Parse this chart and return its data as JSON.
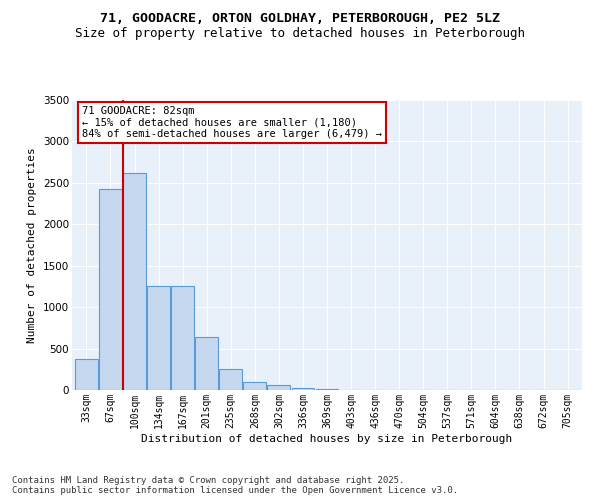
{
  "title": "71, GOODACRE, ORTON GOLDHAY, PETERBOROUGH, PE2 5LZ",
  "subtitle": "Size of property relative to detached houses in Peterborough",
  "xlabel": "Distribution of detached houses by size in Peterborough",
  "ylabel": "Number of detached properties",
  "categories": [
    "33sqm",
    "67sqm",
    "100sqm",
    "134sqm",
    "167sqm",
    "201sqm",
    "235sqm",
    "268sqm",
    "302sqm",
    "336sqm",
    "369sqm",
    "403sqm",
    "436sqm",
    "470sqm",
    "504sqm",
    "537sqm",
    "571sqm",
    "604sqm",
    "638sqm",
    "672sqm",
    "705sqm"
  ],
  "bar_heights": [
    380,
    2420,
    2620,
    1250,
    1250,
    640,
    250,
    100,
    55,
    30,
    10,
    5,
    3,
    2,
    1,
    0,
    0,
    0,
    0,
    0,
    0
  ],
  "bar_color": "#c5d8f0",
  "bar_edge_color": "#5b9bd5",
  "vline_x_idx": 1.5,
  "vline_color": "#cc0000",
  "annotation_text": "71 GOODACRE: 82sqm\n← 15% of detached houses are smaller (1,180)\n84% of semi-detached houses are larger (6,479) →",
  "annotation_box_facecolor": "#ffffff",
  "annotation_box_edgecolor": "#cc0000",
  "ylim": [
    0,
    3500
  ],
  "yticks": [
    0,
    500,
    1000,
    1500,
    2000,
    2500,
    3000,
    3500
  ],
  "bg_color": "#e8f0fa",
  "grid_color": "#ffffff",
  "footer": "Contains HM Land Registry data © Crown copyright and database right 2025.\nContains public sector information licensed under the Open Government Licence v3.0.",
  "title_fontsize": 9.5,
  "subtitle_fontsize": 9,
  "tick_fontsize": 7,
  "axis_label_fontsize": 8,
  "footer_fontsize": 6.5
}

○ ○ ○ ○ ○

_Task instructions_
Reproduce the data word for word, excluding its pictures.

_Exercise response_
Parse this chart and return its data as JSON.
{
  "title": "71, GOODACRE, ORTON GOLDHAY, PETERBOROUGH, PE2 5LZ",
  "subtitle": "Size of property relative to detached houses in Peterborough",
  "xlabel": "Distribution of detached houses by size in Peterborough",
  "ylabel": "Number of detached properties",
  "categories": [
    "33sqm",
    "67sqm",
    "100sqm",
    "134sqm",
    "167sqm",
    "201sqm",
    "235sqm",
    "268sqm",
    "302sqm",
    "336sqm",
    "369sqm",
    "403sqm",
    "436sqm",
    "470sqm",
    "504sqm",
    "537sqm",
    "571sqm",
    "604sqm",
    "638sqm",
    "672sqm",
    "705sqm"
  ],
  "bar_heights": [
    380,
    2420,
    2620,
    1250,
    1250,
    640,
    250,
    100,
    55,
    30,
    10,
    5,
    3,
    2,
    1,
    0,
    0,
    0,
    0,
    0,
    0
  ],
  "bar_color": "#c5d8f0",
  "bar_edge_color": "#5b9bd5",
  "vline_x_idx": 1.5,
  "vline_color": "#cc0000",
  "annotation_text": "71 GOODACRE: 82sqm\n← 15% of detached houses are smaller (1,180)\n84% of semi-detached houses are larger (6,479) →",
  "annotation_box_facecolor": "#ffffff",
  "annotation_box_edgecolor": "#cc0000",
  "ylim": [
    0,
    3500
  ],
  "yticks": [
    0,
    500,
    1000,
    1500,
    2000,
    2500,
    3000,
    3500
  ],
  "bg_color": "#e8f0fa",
  "grid_color": "#ffffff",
  "footer": "Contains HM Land Registry data © Crown copyright and database right 2025.\nContains public sector information licensed under the Open Government Licence v3.0.",
  "title_fontsize": 9.5,
  "subtitle_fontsize": 9,
  "tick_fontsize": 7,
  "axis_label_fontsize": 8,
  "footer_fontsize": 6.5
}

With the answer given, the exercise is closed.